* GIVEN TASK
From the listing below, copy every line with the word "脑机接口可分为侵入式和非侵入式".

* DATA ENTRIES
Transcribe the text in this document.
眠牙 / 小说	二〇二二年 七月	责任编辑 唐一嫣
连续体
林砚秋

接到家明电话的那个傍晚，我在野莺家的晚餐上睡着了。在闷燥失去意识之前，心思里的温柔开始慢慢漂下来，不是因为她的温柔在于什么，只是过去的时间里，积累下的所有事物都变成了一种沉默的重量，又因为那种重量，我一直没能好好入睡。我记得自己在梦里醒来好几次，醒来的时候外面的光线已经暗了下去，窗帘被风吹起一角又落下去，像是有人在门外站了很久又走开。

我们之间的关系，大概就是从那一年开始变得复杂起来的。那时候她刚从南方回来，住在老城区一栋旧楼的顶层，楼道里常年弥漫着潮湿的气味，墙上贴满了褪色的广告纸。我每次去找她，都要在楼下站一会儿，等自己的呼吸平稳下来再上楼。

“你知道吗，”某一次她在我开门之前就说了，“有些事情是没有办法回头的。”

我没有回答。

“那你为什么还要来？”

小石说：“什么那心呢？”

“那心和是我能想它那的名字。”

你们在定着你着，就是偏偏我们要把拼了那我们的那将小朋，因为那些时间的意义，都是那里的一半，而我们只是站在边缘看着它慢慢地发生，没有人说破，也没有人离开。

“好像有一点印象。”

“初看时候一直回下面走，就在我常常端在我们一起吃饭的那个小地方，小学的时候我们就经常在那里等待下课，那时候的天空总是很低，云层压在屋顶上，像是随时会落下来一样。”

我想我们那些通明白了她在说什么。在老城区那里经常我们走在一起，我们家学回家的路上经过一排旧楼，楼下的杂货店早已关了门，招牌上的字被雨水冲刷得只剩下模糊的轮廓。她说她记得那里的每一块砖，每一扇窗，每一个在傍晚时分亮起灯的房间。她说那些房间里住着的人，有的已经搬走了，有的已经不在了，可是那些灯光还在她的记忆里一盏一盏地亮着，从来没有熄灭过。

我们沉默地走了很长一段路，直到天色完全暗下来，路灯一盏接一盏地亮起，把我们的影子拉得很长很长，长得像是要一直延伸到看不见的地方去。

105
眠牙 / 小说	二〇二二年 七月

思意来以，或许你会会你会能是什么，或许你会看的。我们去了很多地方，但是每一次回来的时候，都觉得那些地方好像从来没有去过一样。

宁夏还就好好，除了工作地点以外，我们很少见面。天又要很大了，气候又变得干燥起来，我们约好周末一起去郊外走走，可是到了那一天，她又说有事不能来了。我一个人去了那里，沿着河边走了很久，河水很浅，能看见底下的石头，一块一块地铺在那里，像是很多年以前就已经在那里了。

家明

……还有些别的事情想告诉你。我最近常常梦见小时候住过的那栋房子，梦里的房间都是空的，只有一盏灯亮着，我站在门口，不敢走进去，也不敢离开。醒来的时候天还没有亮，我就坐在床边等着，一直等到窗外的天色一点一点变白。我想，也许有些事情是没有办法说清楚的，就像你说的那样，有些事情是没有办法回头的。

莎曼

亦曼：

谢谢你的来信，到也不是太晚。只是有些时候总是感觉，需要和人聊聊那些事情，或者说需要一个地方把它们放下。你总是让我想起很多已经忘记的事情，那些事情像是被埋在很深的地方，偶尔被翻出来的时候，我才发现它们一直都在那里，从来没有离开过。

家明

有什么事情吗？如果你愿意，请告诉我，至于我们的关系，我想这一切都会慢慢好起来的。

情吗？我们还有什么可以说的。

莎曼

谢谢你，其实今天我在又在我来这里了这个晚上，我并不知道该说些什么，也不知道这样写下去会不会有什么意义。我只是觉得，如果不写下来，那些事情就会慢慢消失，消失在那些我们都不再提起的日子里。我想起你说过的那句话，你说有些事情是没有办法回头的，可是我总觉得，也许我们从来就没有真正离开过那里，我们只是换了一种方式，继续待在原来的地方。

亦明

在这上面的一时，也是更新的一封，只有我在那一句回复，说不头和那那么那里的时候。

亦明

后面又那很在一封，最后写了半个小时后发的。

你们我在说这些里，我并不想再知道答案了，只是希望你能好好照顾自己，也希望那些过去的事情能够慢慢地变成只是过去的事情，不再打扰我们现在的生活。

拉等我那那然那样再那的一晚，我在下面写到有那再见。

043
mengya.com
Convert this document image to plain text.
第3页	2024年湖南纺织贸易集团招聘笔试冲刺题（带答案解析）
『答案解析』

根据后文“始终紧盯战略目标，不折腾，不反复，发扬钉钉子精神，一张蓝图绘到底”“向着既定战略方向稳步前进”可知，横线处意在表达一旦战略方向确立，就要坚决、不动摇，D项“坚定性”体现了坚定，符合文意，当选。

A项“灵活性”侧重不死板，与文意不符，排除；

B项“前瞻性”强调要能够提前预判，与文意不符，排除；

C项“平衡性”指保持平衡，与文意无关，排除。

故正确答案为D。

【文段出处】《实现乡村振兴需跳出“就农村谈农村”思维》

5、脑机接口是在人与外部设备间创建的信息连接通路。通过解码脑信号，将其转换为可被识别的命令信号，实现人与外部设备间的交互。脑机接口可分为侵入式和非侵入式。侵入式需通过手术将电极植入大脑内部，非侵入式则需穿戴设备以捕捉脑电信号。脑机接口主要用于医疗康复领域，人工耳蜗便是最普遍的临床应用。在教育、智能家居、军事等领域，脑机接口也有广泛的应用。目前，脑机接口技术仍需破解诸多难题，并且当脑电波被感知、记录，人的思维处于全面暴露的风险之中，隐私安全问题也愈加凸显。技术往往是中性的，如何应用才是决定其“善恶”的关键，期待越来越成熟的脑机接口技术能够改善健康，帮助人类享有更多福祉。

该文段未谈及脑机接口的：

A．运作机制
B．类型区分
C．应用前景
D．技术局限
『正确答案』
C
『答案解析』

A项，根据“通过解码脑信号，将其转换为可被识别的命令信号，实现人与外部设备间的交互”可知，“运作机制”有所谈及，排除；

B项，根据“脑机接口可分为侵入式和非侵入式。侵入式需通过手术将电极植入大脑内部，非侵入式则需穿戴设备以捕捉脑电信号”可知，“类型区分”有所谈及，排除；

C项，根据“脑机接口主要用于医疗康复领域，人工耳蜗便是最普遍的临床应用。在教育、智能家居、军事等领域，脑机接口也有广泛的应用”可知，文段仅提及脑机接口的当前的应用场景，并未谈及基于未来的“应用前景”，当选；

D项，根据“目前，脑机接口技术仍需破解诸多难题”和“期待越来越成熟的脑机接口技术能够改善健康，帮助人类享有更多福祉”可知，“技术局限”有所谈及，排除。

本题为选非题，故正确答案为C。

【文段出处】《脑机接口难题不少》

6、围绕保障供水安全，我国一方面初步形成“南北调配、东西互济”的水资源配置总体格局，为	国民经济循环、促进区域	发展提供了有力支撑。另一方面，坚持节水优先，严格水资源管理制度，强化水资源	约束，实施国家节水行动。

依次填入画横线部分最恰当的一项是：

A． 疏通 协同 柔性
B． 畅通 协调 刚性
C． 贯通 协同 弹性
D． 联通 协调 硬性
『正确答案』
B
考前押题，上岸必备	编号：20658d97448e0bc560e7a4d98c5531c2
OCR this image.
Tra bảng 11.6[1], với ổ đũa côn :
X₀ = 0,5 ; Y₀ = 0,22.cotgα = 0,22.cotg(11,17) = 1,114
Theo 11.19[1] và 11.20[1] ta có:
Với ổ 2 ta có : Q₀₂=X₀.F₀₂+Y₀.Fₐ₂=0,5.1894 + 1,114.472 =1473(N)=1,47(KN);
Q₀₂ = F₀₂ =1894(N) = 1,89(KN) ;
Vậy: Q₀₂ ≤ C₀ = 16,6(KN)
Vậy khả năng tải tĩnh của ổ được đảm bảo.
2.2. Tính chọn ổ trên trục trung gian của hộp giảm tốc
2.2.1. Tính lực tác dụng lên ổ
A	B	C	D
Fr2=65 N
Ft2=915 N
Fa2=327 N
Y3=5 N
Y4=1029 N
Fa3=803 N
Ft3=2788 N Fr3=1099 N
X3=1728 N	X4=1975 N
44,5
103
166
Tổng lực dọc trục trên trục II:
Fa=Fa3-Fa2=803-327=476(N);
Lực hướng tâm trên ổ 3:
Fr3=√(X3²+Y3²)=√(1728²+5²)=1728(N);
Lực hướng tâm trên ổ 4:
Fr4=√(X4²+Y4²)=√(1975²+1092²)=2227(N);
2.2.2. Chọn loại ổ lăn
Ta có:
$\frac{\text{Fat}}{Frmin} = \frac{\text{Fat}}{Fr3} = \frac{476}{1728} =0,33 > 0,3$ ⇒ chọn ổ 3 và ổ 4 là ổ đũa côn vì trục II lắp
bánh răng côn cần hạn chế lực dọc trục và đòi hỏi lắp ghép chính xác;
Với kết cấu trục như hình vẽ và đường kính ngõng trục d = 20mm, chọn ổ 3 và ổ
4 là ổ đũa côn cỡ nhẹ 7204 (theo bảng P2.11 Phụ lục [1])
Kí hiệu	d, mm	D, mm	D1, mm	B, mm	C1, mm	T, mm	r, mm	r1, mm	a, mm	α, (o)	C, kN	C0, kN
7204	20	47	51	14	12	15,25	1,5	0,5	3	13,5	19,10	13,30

* COMPLETED TASK
5、脑机接口是在人与外部设备间创建的信息连接通路。通过解码脑信号，将其转换为可被识别的命令信号，实现人与外部设备间的交互。脑机接口可分为侵入式和非侵入式。侵入式需通过手术将电极植入大脑内部，非侵入式则需穿戴设备以捕捉脑电信号。脑机接口主要用于医疗康复领域，人工耳蜗便是最普遍的临床应用。在教育、智能家居、军事等领域，脑机接口也有广泛的应用。目前，脑机接口技术仍需破解诸多难题，并且当脑电波被感知、记录，人的思维处于全面暴露的风险之中，隐私安全问题也愈加凸显。技术往往是中性的，如何应用才是决定其“善恶”的关键，期待越来越成熟的脑机接口技术能够改善健康，帮助人类享有更多福祉。
B项，根据“脑机接口可分为侵入式和非侵入式。侵入式需通过手术将电极植入大脑内部，非侵入式则需穿戴设备以捕捉脑电信号”可知，“类型区分”有所谈及，排除；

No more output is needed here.